(Dataset excerpts)
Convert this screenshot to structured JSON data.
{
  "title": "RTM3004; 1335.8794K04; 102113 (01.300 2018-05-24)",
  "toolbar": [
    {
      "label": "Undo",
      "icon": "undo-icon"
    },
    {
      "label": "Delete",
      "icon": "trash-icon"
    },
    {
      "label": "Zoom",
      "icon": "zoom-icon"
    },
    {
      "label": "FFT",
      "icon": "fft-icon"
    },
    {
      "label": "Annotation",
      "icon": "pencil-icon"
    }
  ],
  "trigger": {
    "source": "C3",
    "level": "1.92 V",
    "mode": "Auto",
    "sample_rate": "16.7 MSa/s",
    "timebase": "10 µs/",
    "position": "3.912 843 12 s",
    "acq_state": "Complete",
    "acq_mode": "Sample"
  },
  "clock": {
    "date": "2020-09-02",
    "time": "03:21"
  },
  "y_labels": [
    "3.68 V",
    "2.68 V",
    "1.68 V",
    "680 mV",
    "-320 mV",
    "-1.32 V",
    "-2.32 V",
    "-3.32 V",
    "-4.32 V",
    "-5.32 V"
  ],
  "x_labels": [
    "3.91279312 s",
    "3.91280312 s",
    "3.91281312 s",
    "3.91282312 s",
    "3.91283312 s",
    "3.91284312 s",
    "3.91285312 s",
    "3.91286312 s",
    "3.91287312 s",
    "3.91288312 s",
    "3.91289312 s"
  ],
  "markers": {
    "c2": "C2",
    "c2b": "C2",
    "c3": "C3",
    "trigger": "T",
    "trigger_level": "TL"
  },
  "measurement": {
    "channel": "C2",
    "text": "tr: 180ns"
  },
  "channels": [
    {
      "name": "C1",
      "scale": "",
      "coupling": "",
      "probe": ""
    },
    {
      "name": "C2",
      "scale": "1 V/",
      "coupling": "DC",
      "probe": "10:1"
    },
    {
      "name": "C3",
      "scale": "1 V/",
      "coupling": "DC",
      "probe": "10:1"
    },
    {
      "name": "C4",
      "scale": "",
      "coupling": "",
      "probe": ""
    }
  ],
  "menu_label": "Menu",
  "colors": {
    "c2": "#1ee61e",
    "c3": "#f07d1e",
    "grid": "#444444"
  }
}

:: OBJECTIVE ::
Your task is to transcribe the listing above in full, exactly as given.

:: TASK SOLUTION ::
Convert this screenshot to structured JSON data.
{
  "title": "RTM3004; 1335.8794K04; 102113 (01.300 2018-05-24)",
  "toolbar": [
    {
      "label": "Undo",
      "icon": "undo-icon"
    },
    {
      "label": "Delete",
      "icon": "trash-icon"
    },
    {
      "label": "Zoom",
      "icon": "zoom-icon"
    },
    {
      "label": "FFT",
      "icon": "fft-icon"
    },
    {
      "label": "Annotation",
      "icon": "pencil-icon"
    }
  ],
  "trigger": {
    "source": "C3",
    "level": "1.92 V",
    "mode": "Auto",
    "sample_rate": "16.7 MSa/s",
    "timebase": "10 µs/",
    "position": "3.912 843 12 s",
    "acq_state": "Complete",
    "acq_mode": "Sample"
  },
  "clock": {
    "date": "2020-09-02",
    "time": "03:21"
  },
  "y_labels": [
    "3.68 V",
    "2.68 V",
    "1.68 V",
    "680 mV",
    "-320 mV",
    "-1.32 V",
    "-2.32 V",
    "-3.32 V",
    "-4.32 V",
    "-5.32 V"
  ],
  "x_labels": [
    "3.91279312 s",
    "3.91280312 s",
    "3.91281312 s",
    "3.91282312 s",
    "3.91283312 s",
    "3.91284312 s",
    "3.91285312 s",
    "3.91286312 s",
    "3.91287312 s",
    "3.91288312 s",
    "3.91289312 s"
  ],
  "markers": {
    "c2": "C2",
    "c2b": "C2",
    "c3": "C3",
    "trigger": "T",
    "trigger_level": "TL"
  },
  "measurement": {
    "channel": "C2",
    "text": "tr: 180ns"
  },
  "channels": [
    {
      "name": "C1",
      "scale": "",
      "coupling": "",
      "probe": ""
    },
    {
      "name": "C2",
      "scale": "1 V/",
      "coupling": "DC",
      "probe": "10:1"
    },
    {
      "name": "C3",
      "scale": "1 V/",
      "coupling": "DC",
      "probe": "10:1"
    },
    {
      "name": "C4",
      "scale": "",
      "coupling": "",
      "probe": ""
    }
  ],
  "menu_label": "Menu",
  "colors": {
    "c2": "#1ee61e",
    "c3": "#f07d1e",
    "grid": "#444444"
  }
}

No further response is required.